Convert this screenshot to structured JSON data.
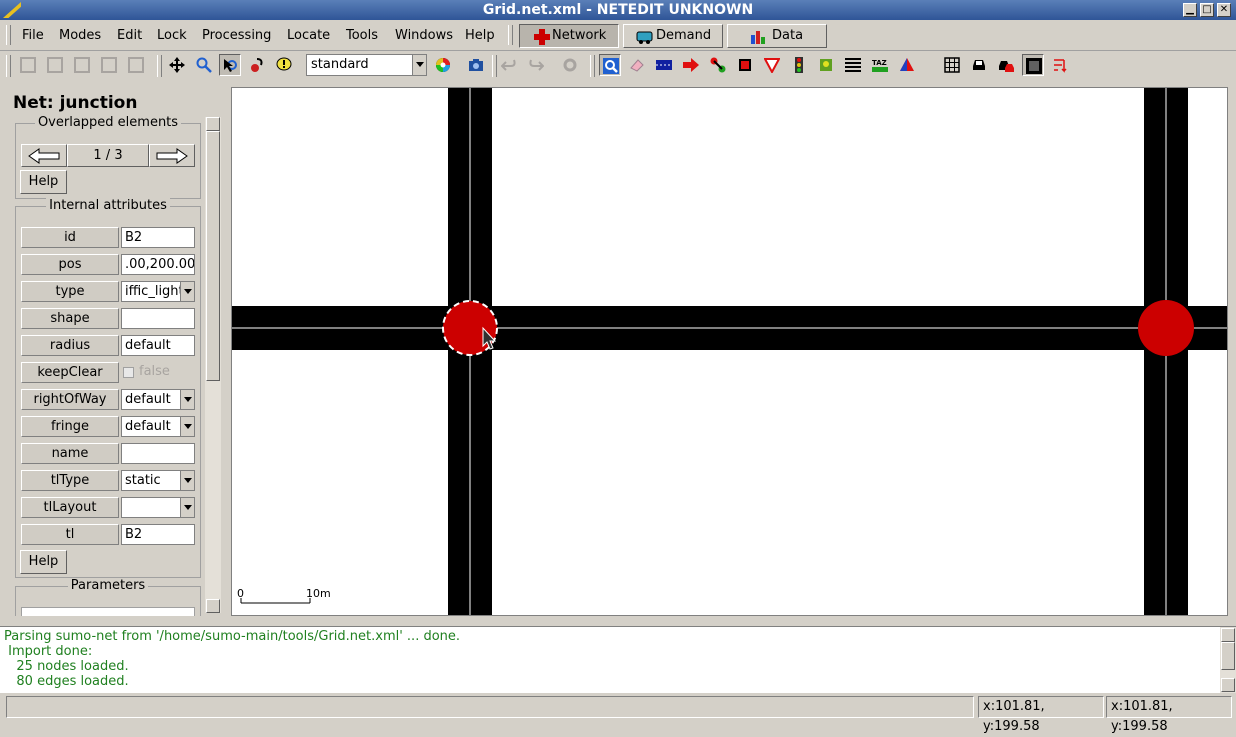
{
  "window": {
    "title": "Grid.net.xml - NETEDIT UNKNOWN",
    "minimize": "▁",
    "maximize": "□",
    "close": "✕"
  },
  "menu": {
    "items": [
      "File",
      "Modes",
      "Edit",
      "Lock",
      "Processing",
      "Locate",
      "Tools",
      "Windows",
      "Help"
    ]
  },
  "supermodes": [
    {
      "label": "Network",
      "icon": "network-icon",
      "active": true
    },
    {
      "label": "Demand",
      "icon": "demand-icon",
      "active": false
    },
    {
      "label": "Data",
      "icon": "data-icon",
      "active": false
    }
  ],
  "toolbar": {
    "viewport_scheme": "standard"
  },
  "panel": {
    "title": "Net: junction",
    "overlapped": {
      "title": "Overlapped elements",
      "counter": "1 / 3",
      "help": "Help"
    },
    "internal": {
      "title": "Internal attributes",
      "attributes": [
        {
          "label": "id",
          "value": "B2",
          "kind": "text"
        },
        {
          "label": "pos",
          "value": ".00,200.00",
          "kind": "text"
        },
        {
          "label": "type",
          "value": "iffic_light",
          "kind": "combo"
        },
        {
          "label": "shape",
          "value": "",
          "kind": "text"
        },
        {
          "label": "radius",
          "value": "default",
          "kind": "text"
        },
        {
          "label": "keepClear",
          "value": "false",
          "kind": "checkbox"
        },
        {
          "label": "rightOfWay",
          "value": "default",
          "kind": "combo"
        },
        {
          "label": "fringe",
          "value": "default",
          "kind": "combo"
        },
        {
          "label": "name",
          "value": "",
          "kind": "text"
        },
        {
          "label": "tlType",
          "value": "static",
          "kind": "combo"
        },
        {
          "label": "tlLayout",
          "value": "",
          "kind": "combo"
        },
        {
          "label": "tl",
          "value": "B2",
          "kind": "text"
        }
      ],
      "help": "Help"
    },
    "parameters": {
      "title": "Parameters"
    }
  },
  "canvas": {
    "scale_start": "0",
    "scale_end": "10m",
    "road_color": "#000000",
    "junction_color": "#cc0000",
    "background": "#ffffff"
  },
  "messages": [
    "Parsing sumo-net from '/home/sumo-main/tools/Grid.net.xml' ... done.",
    " Import done:",
    "   25 nodes loaded.",
    "   80 edges loaded."
  ],
  "status": {
    "coords_net": "x:101.81, y:199.58",
    "coords_geo": "x:101.81, y:199.58"
  }
}
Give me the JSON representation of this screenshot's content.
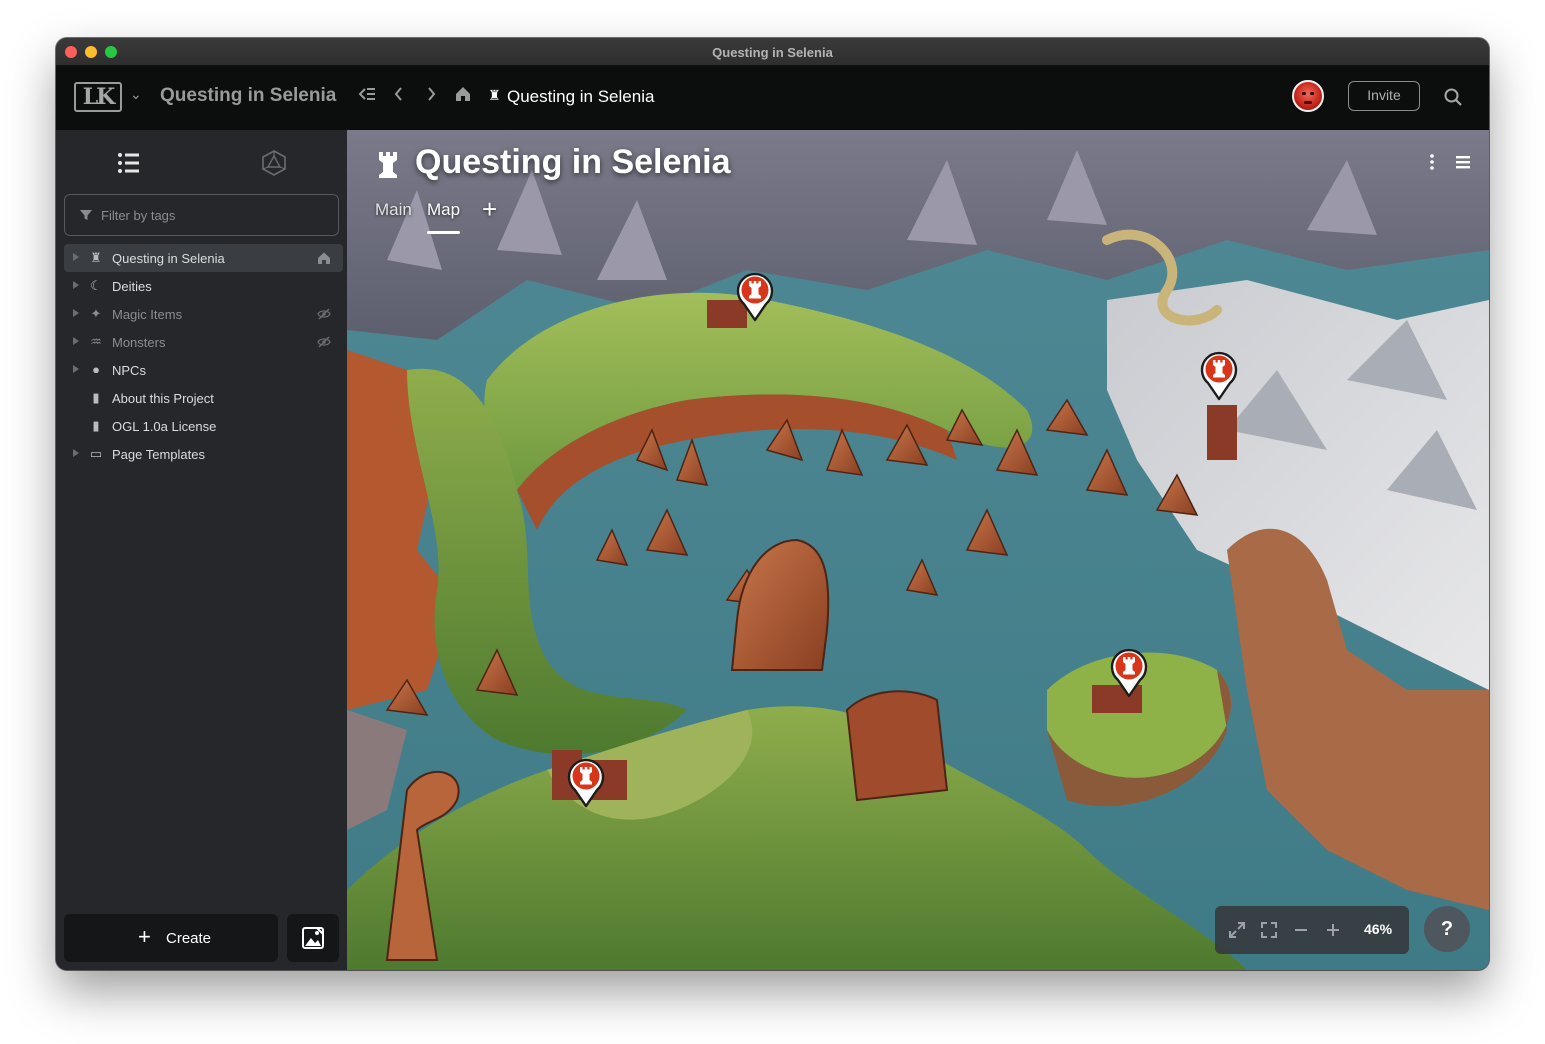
{
  "window": {
    "title": "Questing in Selenia"
  },
  "appbar": {
    "logo_text": "LK",
    "project_name": "Questing in Selenia",
    "breadcrumb": "Questing in Selenia",
    "invite_label": "Invite"
  },
  "sidebar": {
    "filter_placeholder": "Filter by tags",
    "items": [
      {
        "label": "Questing in Selenia",
        "icon": "rook-icon",
        "expandable": true,
        "active": true,
        "badge": "home-icon"
      },
      {
        "label": "Deities",
        "icon": "moon-icon",
        "expandable": true
      },
      {
        "label": "Magic Items",
        "icon": "sparkles-icon",
        "expandable": true,
        "hidden": true,
        "badge": "eye-off-icon"
      },
      {
        "label": "Monsters",
        "icon": "dragon-icon",
        "expandable": true,
        "hidden": true,
        "badge": "eye-off-icon"
      },
      {
        "label": "NPCs",
        "icon": "person-icon",
        "expandable": true
      },
      {
        "label": "About this Project",
        "icon": "book-icon",
        "expandable": false
      },
      {
        "label": "OGL 1.0a License",
        "icon": "book-icon",
        "expandable": false
      },
      {
        "label": "Page Templates",
        "icon": "folder-icon",
        "expandable": true
      }
    ],
    "create_label": "Create"
  },
  "page": {
    "title": "Questing in Selenia",
    "tabs": [
      {
        "label": "Main",
        "active": false
      },
      {
        "label": "Map",
        "active": true
      }
    ]
  },
  "map": {
    "pins": [
      {
        "icon": "rook-icon",
        "color": "#d8361b"
      },
      {
        "icon": "rook-icon",
        "color": "#d8361b"
      },
      {
        "icon": "rook-icon",
        "color": "#d8361b"
      },
      {
        "icon": "rook-icon",
        "color": "#d8361b"
      }
    ],
    "zoom": "46%",
    "help_label": "?"
  },
  "colors": {
    "accent_pin": "#d8361b",
    "sidebar_bg": "#25272a",
    "appbar_bg": "#0c0d0d",
    "water": "#4e8b96"
  }
}
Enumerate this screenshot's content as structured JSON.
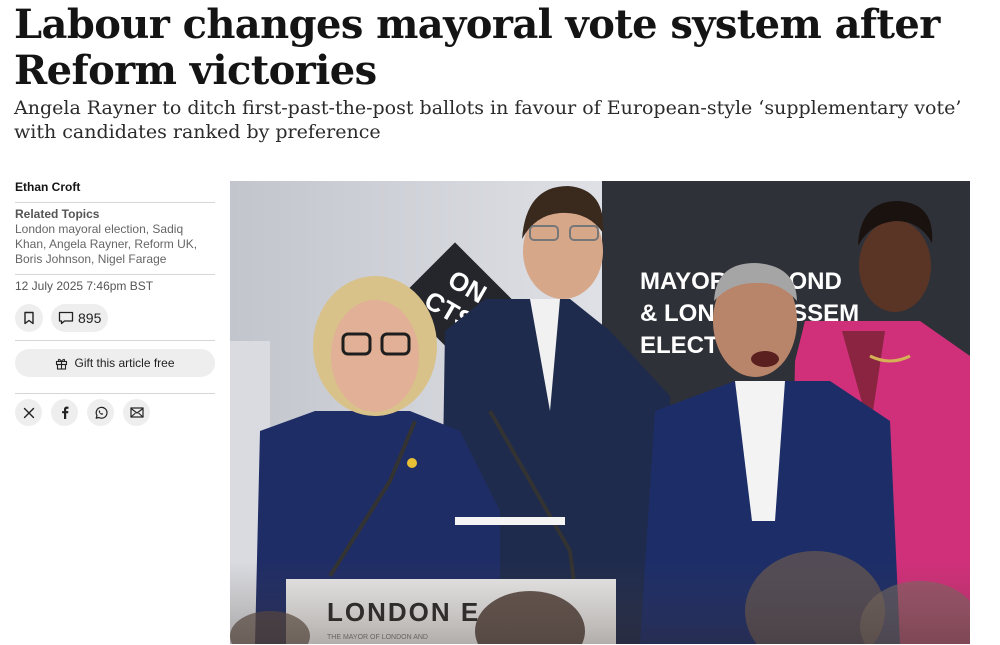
{
  "article": {
    "headline": "Labour changes mayoral vote system after Reform victories",
    "standfirst": "Angela Rayner to ditch first-past-the-post ballots in favour of European-style ‘supplementary vote’ with candidates ranked by preference"
  },
  "sidebar": {
    "author": "Ethan Croft",
    "topics_title": "Related Topics",
    "topics_list": "London mayoral election, Sadiq Khan, Angela Rayner, Reform UK, Boris Johnson, Nigel Farage",
    "date": "12 July 2025 7:46pm BST",
    "comment_count": "895",
    "gift_label": "Gift this article free",
    "icons": [
      "bookmark-icon",
      "comment-icon",
      "gift-icon",
      "x-icon",
      "facebook-icon",
      "whatsapp-icon",
      "email-icon"
    ]
  },
  "photo": {
    "backdrop_text_line1": "MAYOR OF LOND",
    "backdrop_text_line2": "& LONDON ASSEM",
    "backdrop_text_line3": "ELECT",
    "logo_text_line1": "ON",
    "logo_text_line2": "CTS",
    "lectern_text": "LONDON E",
    "lectern_subtext": "THE MAYOR OF LONDON AND"
  }
}
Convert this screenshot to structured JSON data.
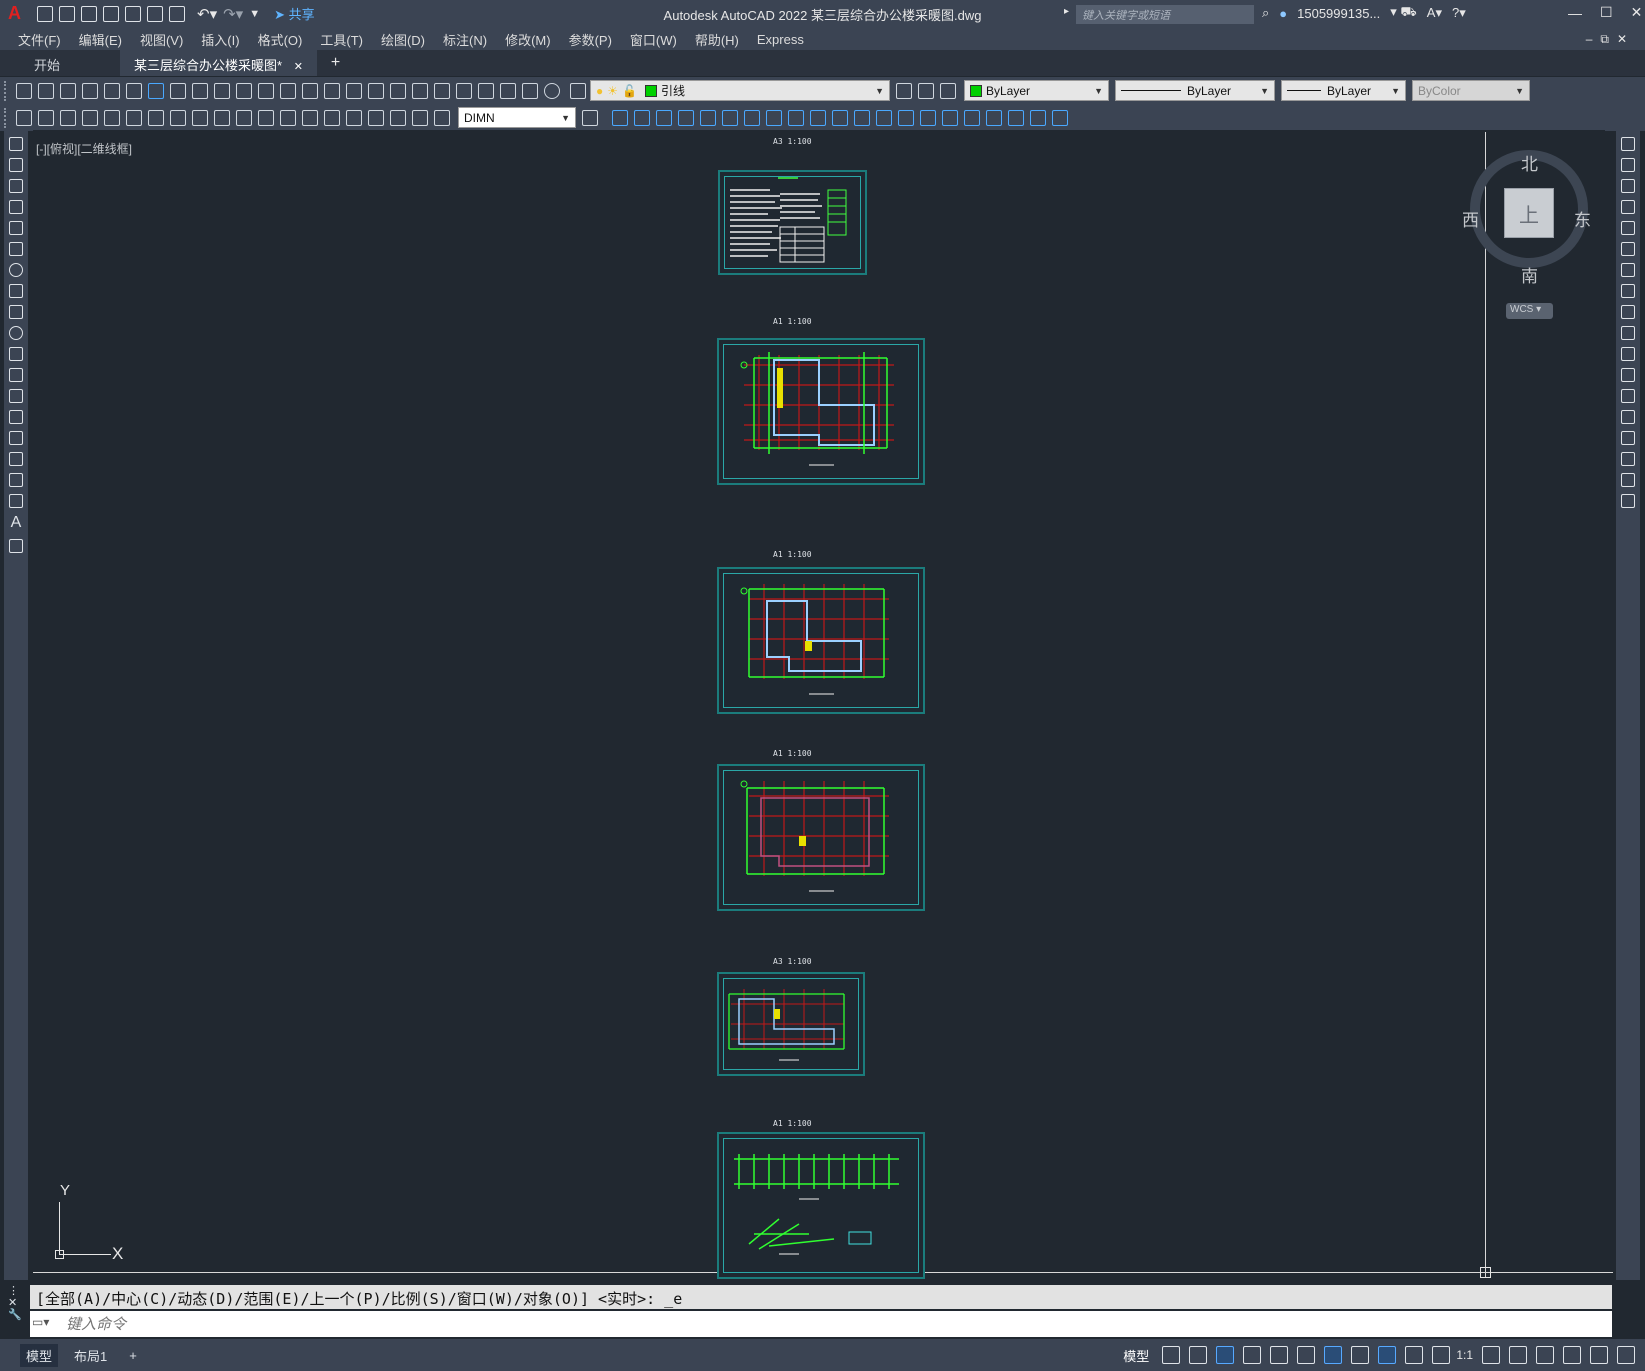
{
  "app": {
    "title": "Autodesk AutoCAD 2022    某三层综合办公楼采暖图.dwg",
    "share_label": "共享",
    "search_placeholder": "键入关键字或短语",
    "user": "1505999135...",
    "logo": "A"
  },
  "menu": [
    "文件(F)",
    "编辑(E)",
    "视图(V)",
    "插入(I)",
    "格式(O)",
    "工具(T)",
    "绘图(D)",
    "标注(N)",
    "修改(M)",
    "参数(P)",
    "窗口(W)",
    "帮助(H)",
    "Express"
  ],
  "tabs": {
    "start": "开始",
    "active": "某三层综合办公楼采暖图*",
    "close": "✕",
    "add": "+"
  },
  "toolbar": {
    "layer": "引线",
    "color": "ByLayer",
    "linetype": "ByLayer",
    "lineweight": "ByLayer",
    "plotstyle": "ByColor",
    "dimstyle": "DIMN"
  },
  "viewport": {
    "label": "[-][俯视][二维线框]",
    "sheet_captions": [
      "A3 1:100",
      "A1 1:100",
      "A1 1:100",
      "A1 1:100",
      "A3 1:100",
      "A1 1:100"
    ],
    "ucs": {
      "x": "X",
      "y": "Y"
    }
  },
  "viewcube": {
    "north": "北",
    "south": "南",
    "east": "东",
    "west": "西",
    "face": "上",
    "wcs": "WCS"
  },
  "command": {
    "history": "[全部(A)/中心(C)/动态(D)/范围(E)/上一个(P)/比例(S)/窗口(W)/对象(O)] <实时>: _e",
    "placeholder": "键入命令"
  },
  "status": {
    "model_tab": "模型",
    "layout_tab": "布局1",
    "add": "+",
    "space": "模型",
    "scale": "1:1"
  },
  "colors": {
    "background": "#212830",
    "chrome": "#3b4453",
    "layer_swatch": "#00d000"
  }
}
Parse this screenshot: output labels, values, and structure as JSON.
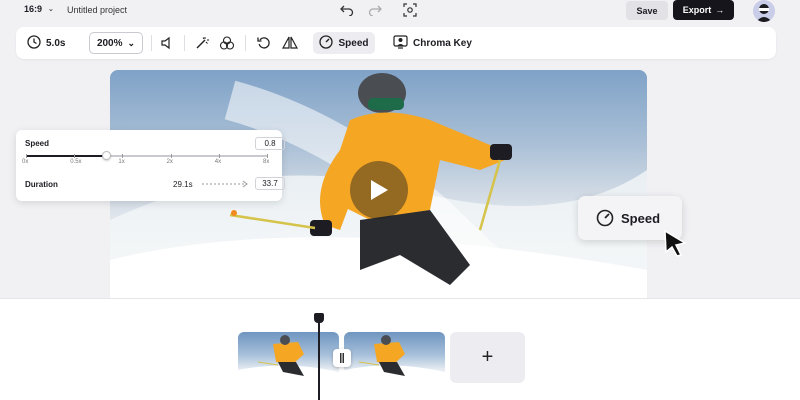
{
  "topbar": {
    "aspect_ratio": "16:9",
    "project_title": "Untitled project",
    "save_label": "Save",
    "export_label": "Export"
  },
  "toolbar": {
    "duration": "5.0s",
    "zoom": "200%",
    "speed_label": "Speed",
    "chroma_label": "Chroma Key"
  },
  "speed_panel": {
    "speed_label": "Speed",
    "speed_value": "0.8",
    "slider_fraction": 0.33,
    "ticks": [
      "0x",
      "0.5x",
      "1x",
      "2x",
      "4x",
      "8x"
    ],
    "duration_label": "Duration",
    "duration_old": "29.1s",
    "duration_new": "33.7"
  },
  "badge": {
    "label": "Speed"
  },
  "colors": {
    "accent_dark": "#15151b",
    "jacket_orange": "#f5a623"
  }
}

### What needs to be done
Pull every line containing "Grid" from the data.

### Output of the task
    "title": "Grid.net.xml - NETEDIT UNKNOWN",
    "Parsing sumo-net from '/home/sumo-main/tools/Grid.net.xml' ... done.",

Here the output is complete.